===== DATA SECTION
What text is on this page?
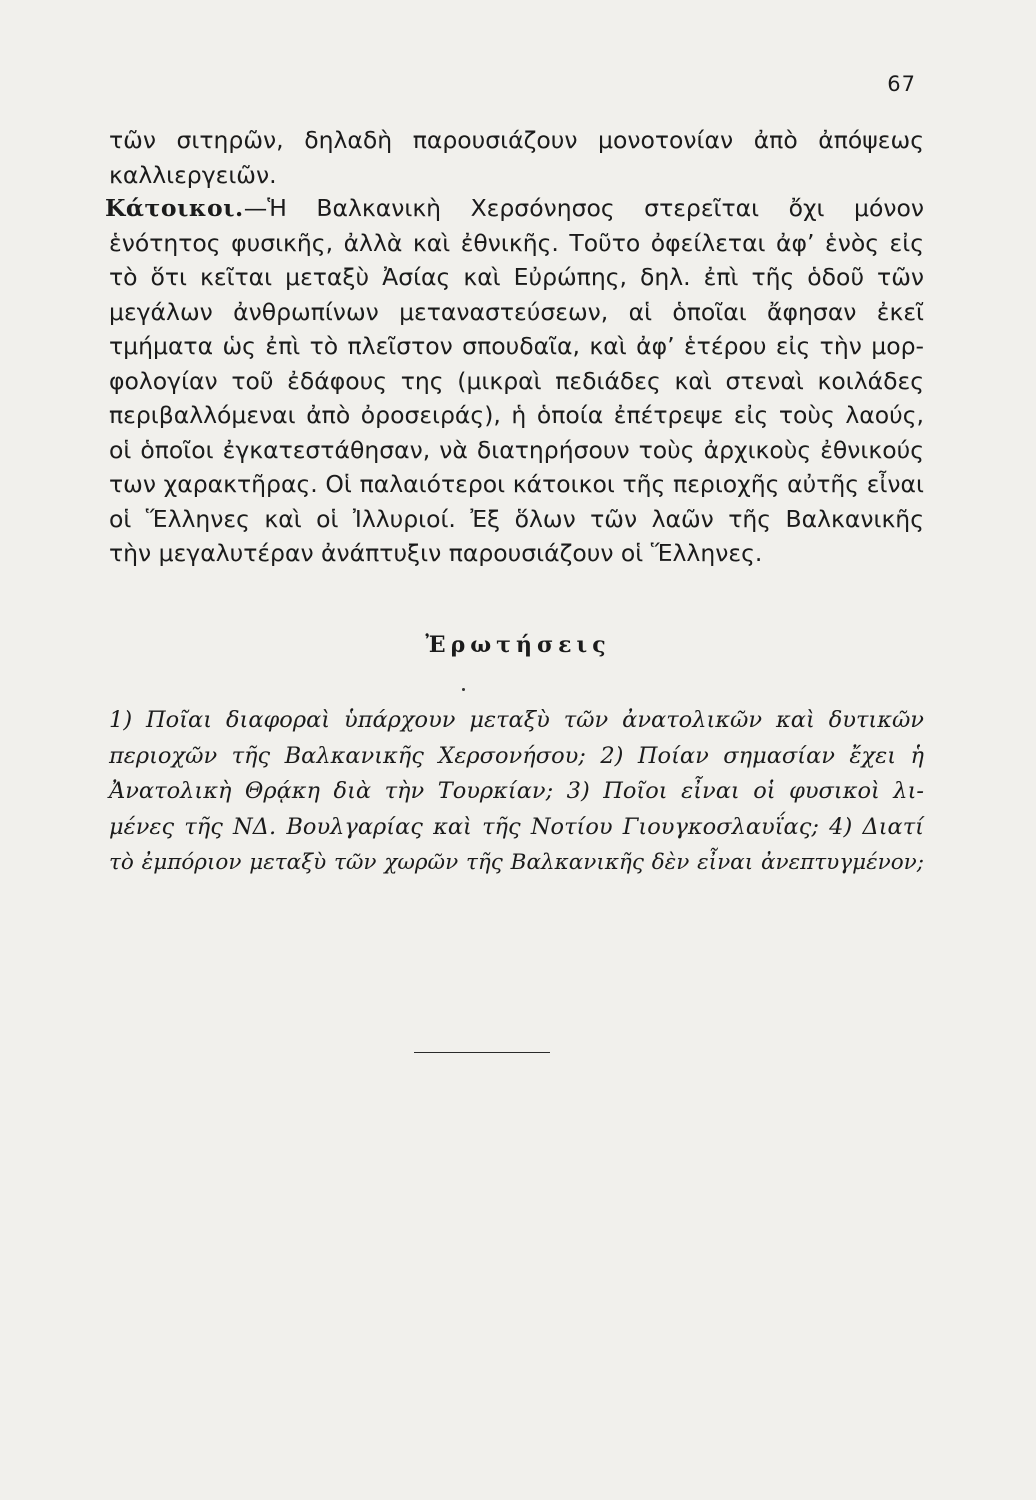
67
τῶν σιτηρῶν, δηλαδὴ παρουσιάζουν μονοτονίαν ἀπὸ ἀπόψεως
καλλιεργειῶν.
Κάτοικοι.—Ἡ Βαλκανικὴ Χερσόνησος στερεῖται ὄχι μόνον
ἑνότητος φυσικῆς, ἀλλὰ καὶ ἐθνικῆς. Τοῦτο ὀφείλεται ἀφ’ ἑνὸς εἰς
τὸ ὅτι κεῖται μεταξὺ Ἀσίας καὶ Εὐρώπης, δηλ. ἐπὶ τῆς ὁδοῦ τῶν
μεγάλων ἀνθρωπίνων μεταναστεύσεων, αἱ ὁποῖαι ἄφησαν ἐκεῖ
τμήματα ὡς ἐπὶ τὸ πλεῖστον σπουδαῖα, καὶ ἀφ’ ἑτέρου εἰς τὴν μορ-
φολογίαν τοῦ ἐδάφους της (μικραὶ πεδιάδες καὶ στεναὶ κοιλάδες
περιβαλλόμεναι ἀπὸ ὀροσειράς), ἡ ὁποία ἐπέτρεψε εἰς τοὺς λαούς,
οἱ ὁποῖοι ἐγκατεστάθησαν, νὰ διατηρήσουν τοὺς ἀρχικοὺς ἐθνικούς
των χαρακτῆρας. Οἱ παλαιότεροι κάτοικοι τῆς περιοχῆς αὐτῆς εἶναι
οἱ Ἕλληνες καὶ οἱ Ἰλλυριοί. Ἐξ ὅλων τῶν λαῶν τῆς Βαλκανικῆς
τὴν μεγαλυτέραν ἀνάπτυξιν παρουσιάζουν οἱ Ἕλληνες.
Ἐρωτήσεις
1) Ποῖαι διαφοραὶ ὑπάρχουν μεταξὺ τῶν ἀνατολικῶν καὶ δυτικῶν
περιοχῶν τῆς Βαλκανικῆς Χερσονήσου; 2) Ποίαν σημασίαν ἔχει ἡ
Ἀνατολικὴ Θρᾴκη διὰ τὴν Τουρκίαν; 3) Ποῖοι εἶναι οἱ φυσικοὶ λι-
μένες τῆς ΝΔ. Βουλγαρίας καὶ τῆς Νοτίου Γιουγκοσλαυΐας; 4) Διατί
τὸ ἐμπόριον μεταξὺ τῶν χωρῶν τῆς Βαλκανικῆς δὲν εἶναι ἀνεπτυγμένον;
==========
===== DATA SECTION
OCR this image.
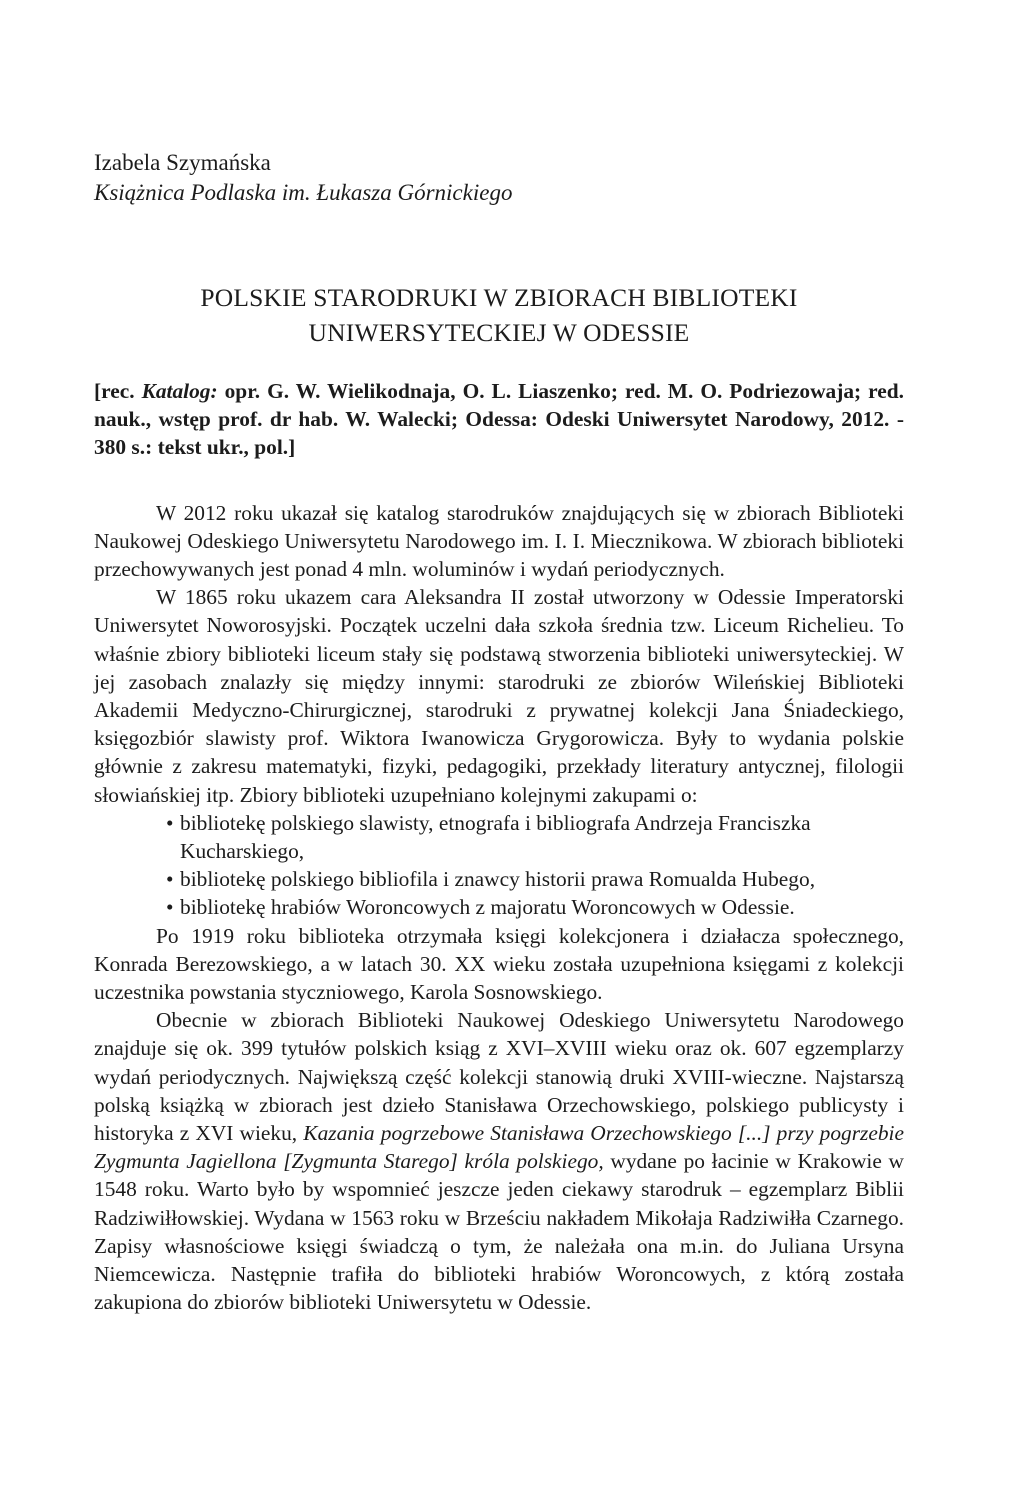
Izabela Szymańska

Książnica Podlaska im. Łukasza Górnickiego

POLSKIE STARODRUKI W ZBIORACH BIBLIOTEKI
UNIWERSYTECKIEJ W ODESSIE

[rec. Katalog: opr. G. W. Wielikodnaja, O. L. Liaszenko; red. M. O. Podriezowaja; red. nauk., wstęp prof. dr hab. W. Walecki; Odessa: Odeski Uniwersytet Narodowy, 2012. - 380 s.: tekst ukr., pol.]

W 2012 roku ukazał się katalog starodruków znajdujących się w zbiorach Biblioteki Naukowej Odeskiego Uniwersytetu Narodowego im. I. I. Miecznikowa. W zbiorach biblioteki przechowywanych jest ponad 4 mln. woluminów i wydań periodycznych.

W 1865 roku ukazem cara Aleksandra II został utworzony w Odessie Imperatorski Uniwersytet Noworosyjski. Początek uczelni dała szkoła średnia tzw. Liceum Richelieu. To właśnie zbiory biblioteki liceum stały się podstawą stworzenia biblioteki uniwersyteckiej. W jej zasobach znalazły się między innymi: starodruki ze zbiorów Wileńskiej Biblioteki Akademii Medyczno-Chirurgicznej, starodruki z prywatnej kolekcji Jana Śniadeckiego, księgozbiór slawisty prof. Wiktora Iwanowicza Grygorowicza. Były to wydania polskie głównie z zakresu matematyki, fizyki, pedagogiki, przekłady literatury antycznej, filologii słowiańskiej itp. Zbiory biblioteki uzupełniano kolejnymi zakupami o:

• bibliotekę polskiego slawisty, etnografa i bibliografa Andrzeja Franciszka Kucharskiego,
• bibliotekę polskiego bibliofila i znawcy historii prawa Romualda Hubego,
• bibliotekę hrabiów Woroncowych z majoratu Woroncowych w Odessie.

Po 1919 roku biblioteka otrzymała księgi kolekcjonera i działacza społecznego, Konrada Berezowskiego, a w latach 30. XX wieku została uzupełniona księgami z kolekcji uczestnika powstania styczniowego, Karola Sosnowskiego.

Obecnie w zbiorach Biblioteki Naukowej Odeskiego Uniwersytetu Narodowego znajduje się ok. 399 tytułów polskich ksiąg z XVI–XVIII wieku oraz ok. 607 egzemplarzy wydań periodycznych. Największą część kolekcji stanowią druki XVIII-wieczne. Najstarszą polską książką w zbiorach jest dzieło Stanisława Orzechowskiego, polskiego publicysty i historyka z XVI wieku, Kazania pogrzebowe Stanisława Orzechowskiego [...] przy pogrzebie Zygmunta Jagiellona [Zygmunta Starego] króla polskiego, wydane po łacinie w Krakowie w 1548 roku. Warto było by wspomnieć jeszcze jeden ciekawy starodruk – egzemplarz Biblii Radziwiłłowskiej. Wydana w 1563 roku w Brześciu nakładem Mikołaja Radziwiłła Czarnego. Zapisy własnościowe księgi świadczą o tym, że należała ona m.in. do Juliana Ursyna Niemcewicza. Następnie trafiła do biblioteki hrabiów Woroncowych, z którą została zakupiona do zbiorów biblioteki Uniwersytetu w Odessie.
==========
EXERCISE REQUIREMENTS:
Search the entries for the word "hrabiów" and gather every line where it appears.

SOLUTION FOR THIS EXERCISE:
• bibliotekę hrabiów Woroncowych z majoratu Woroncowych w Odessie.
Obecnie w zbiorach Biblioteki Naukowej Odeskiego Uniwersytetu Narodowego znajduje się ok. 399 tytułów polskich ksiąg z XVI–XVIII wieku oraz ok. 607 egzemplarzy wydań periodycznych. Największą część kolekcji stanowią druki XVIII-wieczne. Najstarszą polską książką w zbiorach jest dzieło Stanisława Orzechowskiego, polskiego publicysty i historyka z XVI wieku, Kazania pogrzebowe Stanisława Orzechowskiego [...] przy pogrzebie Zygmunta Jagiellona [Zygmunta Starego] króla polskiego, wydane po łacinie w Krakowie w 1548 roku. Warto było by wspomnieć jeszcze jeden ciekawy starodruk – egzemplarz Biblii Radziwiłłowskiej. Wydana w 1563 roku w Brześciu nakładem Mikołaja Radziwiłła Czarnego. Zapisy własnościowe księgi świadczą o tym, że należała ona m.in. do Juliana Ursyna Niemcewicza. Następnie trafiła do biblioteki hrabiów Woroncowych, z którą została zakupiona do zbiorów biblioteki Uniwersytetu w Odessie.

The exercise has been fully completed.